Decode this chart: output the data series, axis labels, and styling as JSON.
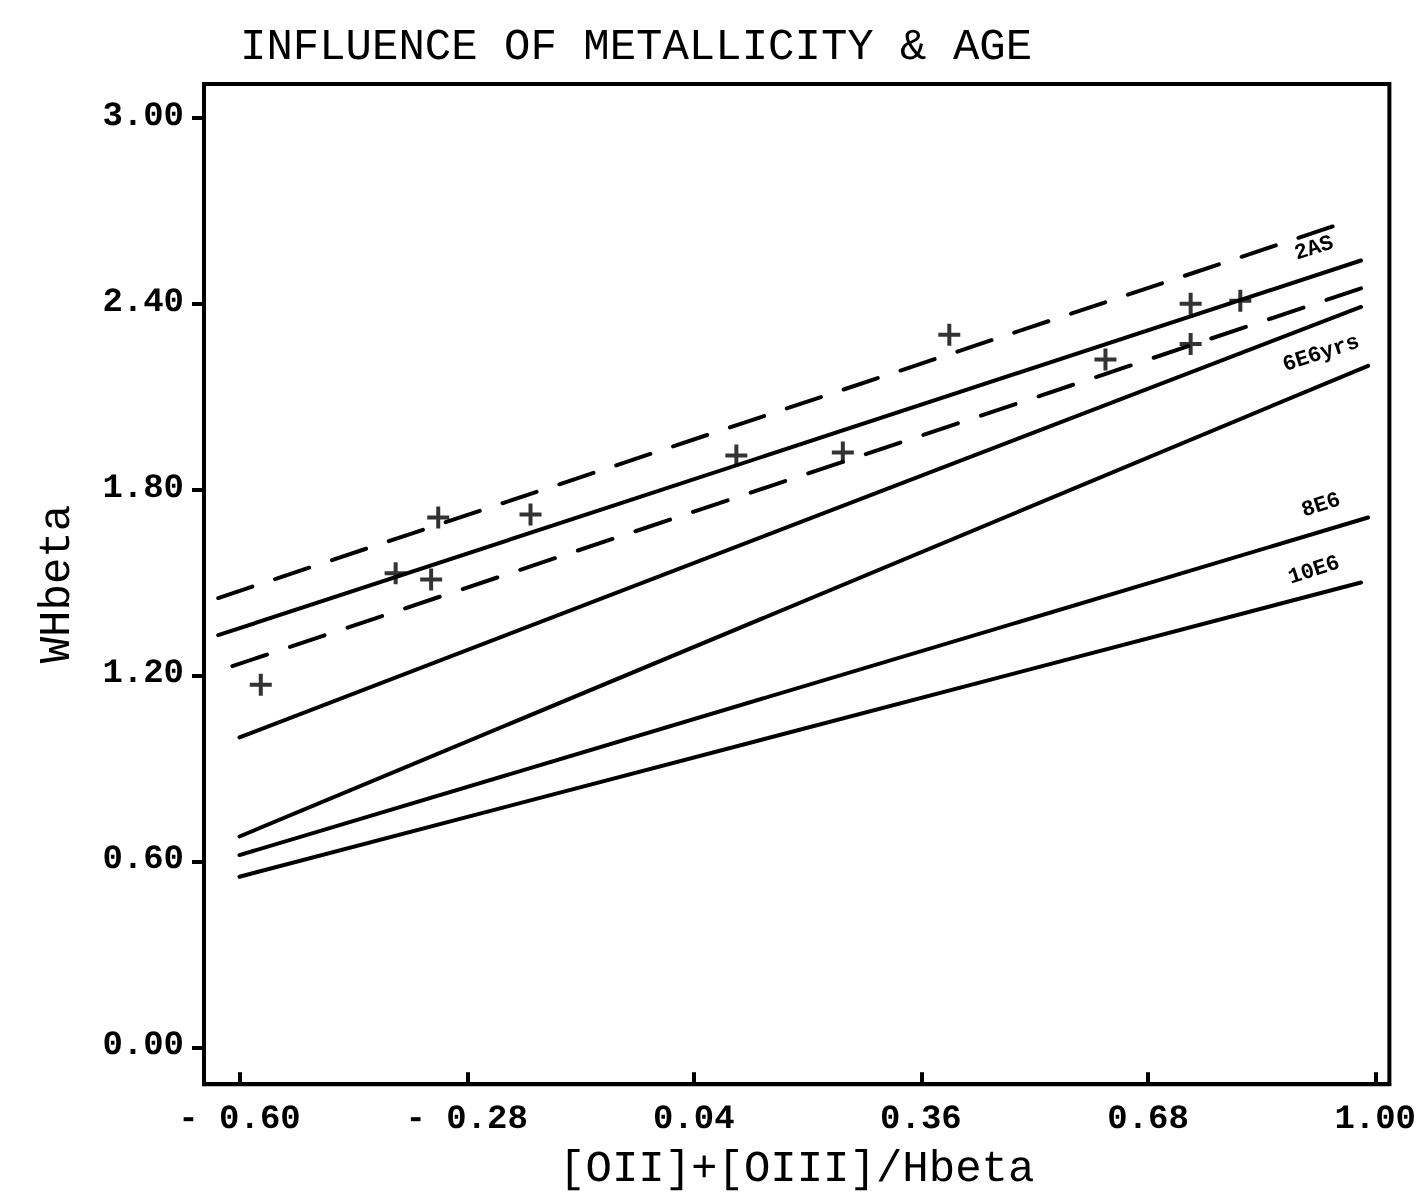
{
  "chart_data": {
    "type": "line",
    "title": "INFLUENCE OF METALLICITY & AGE",
    "xlabel": "[OII]+[OIII]/Hbeta",
    "ylabel": "WHbeta",
    "xlim": [
      -0.65,
      1.02
    ],
    "ylim": [
      -0.12,
      3.11
    ],
    "xticks": [
      {
        "value": -0.6,
        "label": "- 0.60"
      },
      {
        "value": -0.28,
        "label": "- 0.28"
      },
      {
        "value": 0.04,
        "label": "0.04"
      },
      {
        "value": 0.36,
        "label": "0.36"
      },
      {
        "value": 0.68,
        "label": "0.68"
      },
      {
        "value": 1.0,
        "label": "1.00"
      }
    ],
    "yticks": [
      {
        "value": 0,
        "label": "0.00"
      },
      {
        "value": 0.6,
        "label": "0.60"
      },
      {
        "value": 1.2,
        "label": "1.20"
      },
      {
        "value": 1.8,
        "label": "1.80"
      },
      {
        "value": 2.4,
        "label": "2.40"
      },
      {
        "value": 3.0,
        "label": "3.00"
      }
    ],
    "grid": false,
    "legend": false,
    "series": [
      {
        "line_style": "dashed",
        "color": "#000000",
        "x": [
          -0.63,
          0.94
        ],
        "values": [
          1.45,
          2.65
        ]
      },
      {
        "line_style": "solid",
        "name": "2AS",
        "color": "#000000",
        "x": [
          -0.63,
          0.98
        ],
        "values": [
          1.33,
          2.54
        ]
      },
      {
        "line_style": "dashed",
        "color": "#000000",
        "x": [
          -0.61,
          0.98
        ],
        "values": [
          1.23,
          2.45
        ]
      },
      {
        "line_style": "solid",
        "color": "#000000",
        "x": [
          -0.6,
          0.98
        ],
        "values": [
          1.0,
          2.39
        ]
      },
      {
        "line_style": "solid",
        "name": "6E6yrs",
        "color": "#000000",
        "x": [
          -0.6,
          0.99
        ],
        "values": [
          0.68,
          2.2
        ]
      },
      {
        "line_style": "solid",
        "name": "8E6",
        "color": "#000000",
        "x": [
          -0.6,
          0.99
        ],
        "values": [
          0.62,
          1.71
        ]
      },
      {
        "line_style": "solid",
        "name": "10E6",
        "color": "#000000",
        "x": [
          -0.6,
          0.98
        ],
        "values": [
          0.55,
          1.5
        ]
      },
      {
        "type": "scatter",
        "marker": "cross",
        "color": "#000000",
        "x": [
          -0.57,
          -0.38,
          -0.33,
          -0.32,
          -0.19,
          0.1,
          0.25,
          0.4,
          0.62,
          0.74,
          0.74,
          0.81
        ],
        "values": [
          1.17,
          1.53,
          1.51,
          1.71,
          1.72,
          1.91,
          1.92,
          2.3,
          2.22,
          2.4,
          2.27,
          2.41
        ]
      }
    ]
  }
}
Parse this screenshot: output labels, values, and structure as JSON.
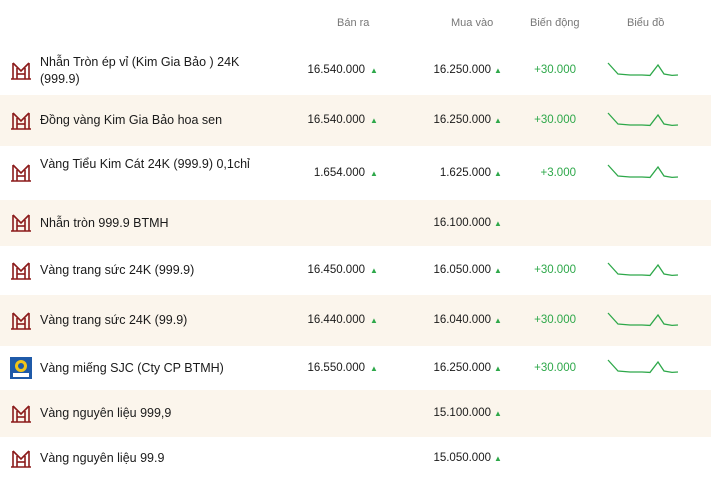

--------------------------------------------------

Tell how many lines of the records above hold the string "name". Give no other text.

▶ WRITTEN SOLUTION
4